Reproduce the lines of the listing verbatim, starting at the line that contains "169, 635, 181)" and ending at the line that contains "445, 651, 459)".

>> Start GIVEN INFORMATION

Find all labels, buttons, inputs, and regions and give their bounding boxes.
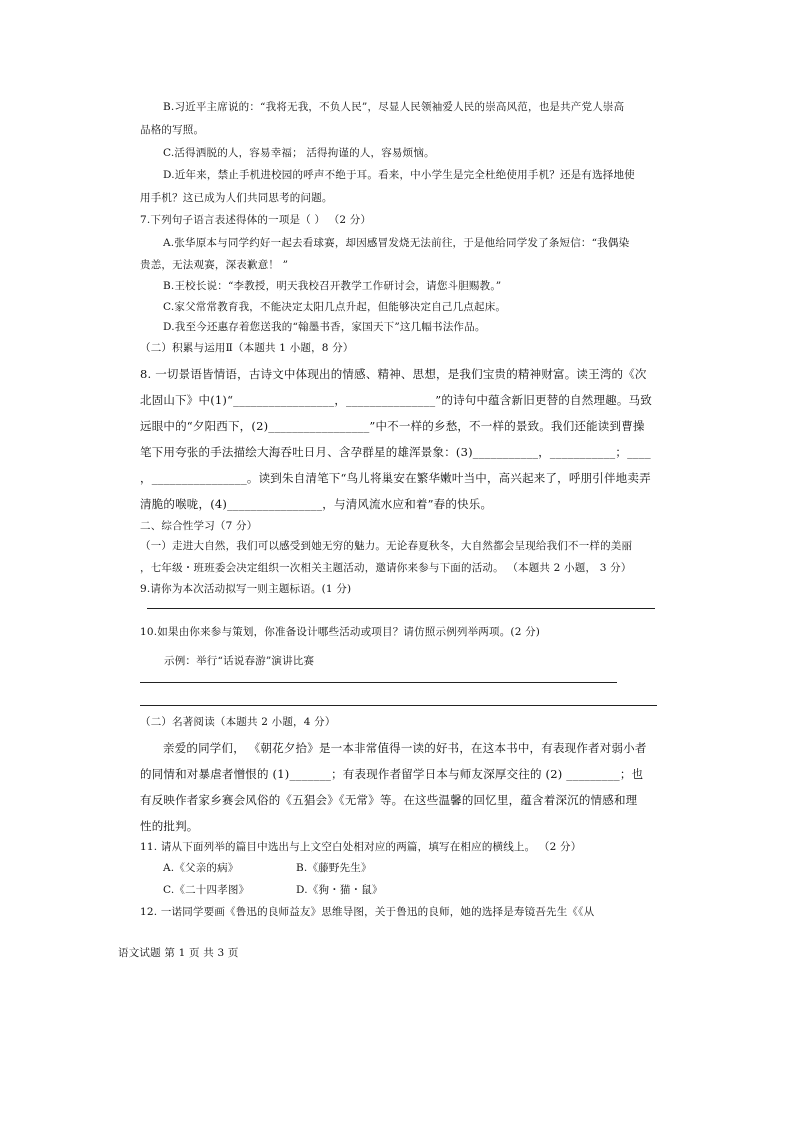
option-d-line-1: D.近年来，禁止手机进校园的呼声不绝于耳。看来，中小学生是完全杜绝使用手机？还是有选择地使 (163, 169, 635, 181)
q8-line-6: 清脆的喉咙，(4)________________，与清风流水应和着”春的快乐。 (140, 497, 493, 511)
option-d-line-2: 用手机？这已成为人们共同思考的问题。 (140, 192, 333, 204)
question-10: 10.如果由你来参与策划，你准备设计哪些活动或项目？请仿照示例列举两项。(2 分) (140, 626, 541, 638)
section-heading-comprehensive: 二、综合性学习（7 分） (140, 520, 258, 532)
q11-option-b: B.《藤野先生》 (296, 862, 372, 874)
option-b-line-2: 品格的写照。 (140, 124, 205, 136)
question-11: 11. 请从下面列举的篇目中选出与上文空白处相对应的两篇，填写在相应的横线上。 （2 分） (140, 841, 582, 853)
section-heading-classics: （二）名著阅读（本题共 2 小题，4 分） (140, 716, 336, 728)
answer-line-q9 (147, 608, 655, 609)
q8-line-1: 8. 一切景语皆情语，古诗文中体现出的情感、精神、思想，是我们宝贵的精神财富。读王湾的《次 (140, 367, 647, 381)
section-heading-accumulation: （二）积累与运用Ⅱ（本题共 1 小题，8 分） (140, 342, 354, 354)
q11-option-c: C.《二十四孝图》 (163, 884, 250, 896)
question-9: 9.请你为本次活动拟写一则主题标语。(1 分) (140, 583, 352, 595)
option-c-line: C.活得洒脱的人，容易幸福； 活得拘谨的人，容易烦恼。 (163, 147, 435, 159)
q8-line-4: 笔下用夸张的手法描绘大海吞吐日月、含孕群星的雄浑景象：(3)___________，___________；____ (140, 445, 651, 459)
q7-option-a-line-2: 贵恙，无法观赛，深表歉意！ ” (140, 259, 289, 271)
q8-line-5: ，________________。读到朱自清笔下“鸟儿将巢安在繁华嫩叶当中，高兴起来了，呼朋引伴地卖弄 (140, 471, 651, 485)
answer-line-q10-1 (140, 682, 617, 683)
q11-option-a: A.《父亲的病》 (163, 862, 239, 874)
question-7: 7.下列句子语言表述得体的一项是（ ） （2 分） (140, 214, 372, 226)
comprehensive-intro-line-2: ，七年级・班班委会决定组织一次相关主题活动，邀请你来参与下面的活动。 （本题共 2 小题， 3 分） (140, 562, 632, 574)
classics-para-line-4: 性的批判。 (140, 819, 199, 833)
page-footer: 语文试题 第 1 页 共 3 页 (118, 947, 239, 959)
classics-para-line-2: 的同情和对暴虐者憎恨的 (1)_______；有表现作者留学日本与师友深厚交往的 (2) _________；也 (140, 767, 644, 781)
option-b-line-1: B.习近平主席说的：“我将无我，不负人民”，尽显人民领袖爱人民的崇高风范，也是共产党人崇高 (163, 101, 625, 113)
q8-line-3: 远眼中的“夕阳西下，(2)_________________”中不一样的乡愁，不一样的景致。我们还能读到曹操 (140, 419, 645, 433)
q7-option-b: B.王校长说：“李教授，明天我校召开教学工作研讨会，请您斗胆赐教。” (163, 280, 502, 292)
q10-example: 示例：举行“话说春游”演讲比赛 (164, 655, 315, 667)
classics-para-line-1: 亲爱的同学们， 《朝花夕拾》是一本非常值得一读的好书，在这本书中，有表现作者对弱小者 (163, 741, 647, 755)
classics-para-line-3: 有反映作者家乡赛会风俗的《五猖会》《无常》等。在这些温馨的回忆里，蕴含着深沉的情感和理 (140, 793, 638, 807)
question-12: 12. 一诺同学要画《鲁迅的良师益友》思维导图，关于鲁迅的良师，她的选择是寿镜吾先生《《从 (140, 906, 595, 918)
q8-line-2: 北固山下》中(1)“_________________，_______________”的诗句中蕴含新旧更替的自然理趣。马致 (140, 393, 652, 407)
answer-line-q10-2 (140, 705, 657, 706)
q7-option-a-line-1: A.张华原本与同学约好一起去看球赛，却因感冒发烧无法前往，于是他给同学发了条短信：“我偶染 (163, 237, 630, 249)
q11-option-d: D.《狗・猫・鼠》 (296, 884, 383, 896)
q7-option-d: D.我至今还惠存着您送我的“翰墨书香，家国天下”这几幅书法作品。 (163, 321, 486, 333)
q7-option-c: C.家父常常教育我，不能决定太阳几点升起，但能够决定自己几点起床。 (163, 301, 507, 313)
comprehensive-intro-line-1: （一）走进大自然，我们可以感受到她无穷的魅力。无论春夏秋冬，大自然都会呈现给我们不一样的美丽 (140, 540, 633, 552)
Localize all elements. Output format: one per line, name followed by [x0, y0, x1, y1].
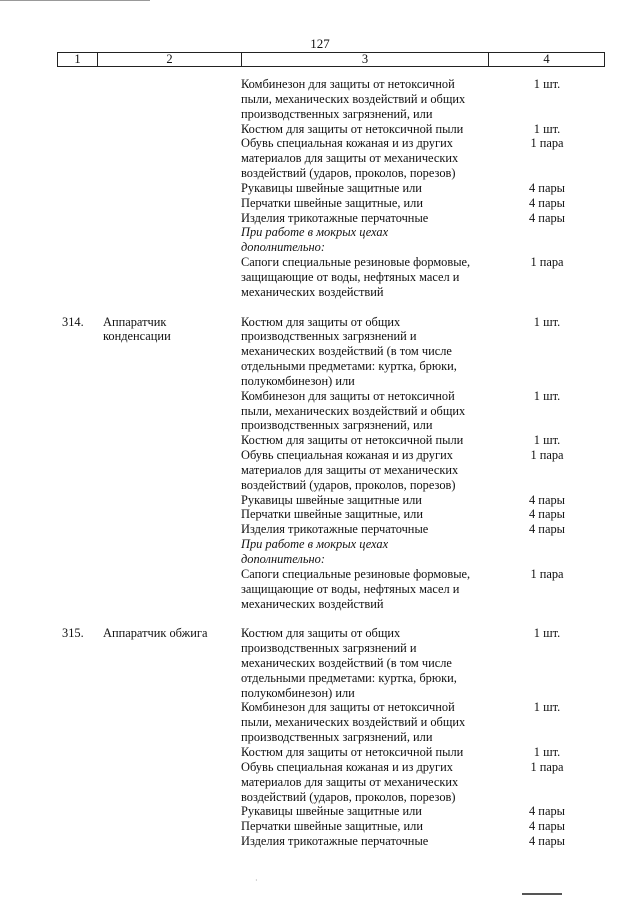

>> End GIVEN INFORMATION

CORRECT OUTPUT:
option-d-line-1: D.近年来，禁止手机进校园的呼声不绝于耳。看来，中小学生是完全杜绝使用手机？还是有选择地使 (163, 169, 635, 181)
q8-line-6: 清脆的喉咙，(4)________________，与清风流水应和着”春的快乐。 (140, 497, 493, 511)
option-d-line-2: 用手机？这已成为人们共同思考的问题。 (140, 192, 333, 204)
question-10: 10.如果由你来参与策划，你准备设计哪些活动或项目？请仿照示例列举两项。(2 分) (140, 626, 541, 638)
section-heading-comprehensive: 二、综合性学习（7 分） (140, 520, 258, 532)
q11-option-b: B.《藤野先生》 (296, 862, 372, 874)
option-b-line-2: 品格的写照。 (140, 124, 205, 136)
question-11: 11. 请从下面列举的篇目中选出与上文空白处相对应的两篇，填写在相应的横线上。 （2 分） (140, 841, 582, 853)
section-heading-classics: （二）名著阅读（本题共 2 小题，4 分） (140, 716, 336, 728)
answer-line-q9 (147, 608, 655, 609)
q8-line-1: 8. 一切景语皆情语，古诗文中体现出的情感、精神、思想，是我们宝贵的精神财富。读王湾的《次 (140, 367, 647, 381)
section-heading-accumulation: （二）积累与运用Ⅱ（本题共 1 小题，8 分） (140, 342, 354, 354)
q11-option-c: C.《二十四孝图》 (163, 884, 250, 896)
question-9: 9.请你为本次活动拟写一则主题标语。(1 分) (140, 583, 352, 595)
option-c-line: C.活得洒脱的人，容易幸福； 活得拘谨的人，容易烦恼。 (163, 147, 435, 159)
q8-line-4: 笔下用夸张的手法描绘大海吞吐日月、含孕群星的雄浑景象：(3)___________，___________；____ (140, 445, 651, 459)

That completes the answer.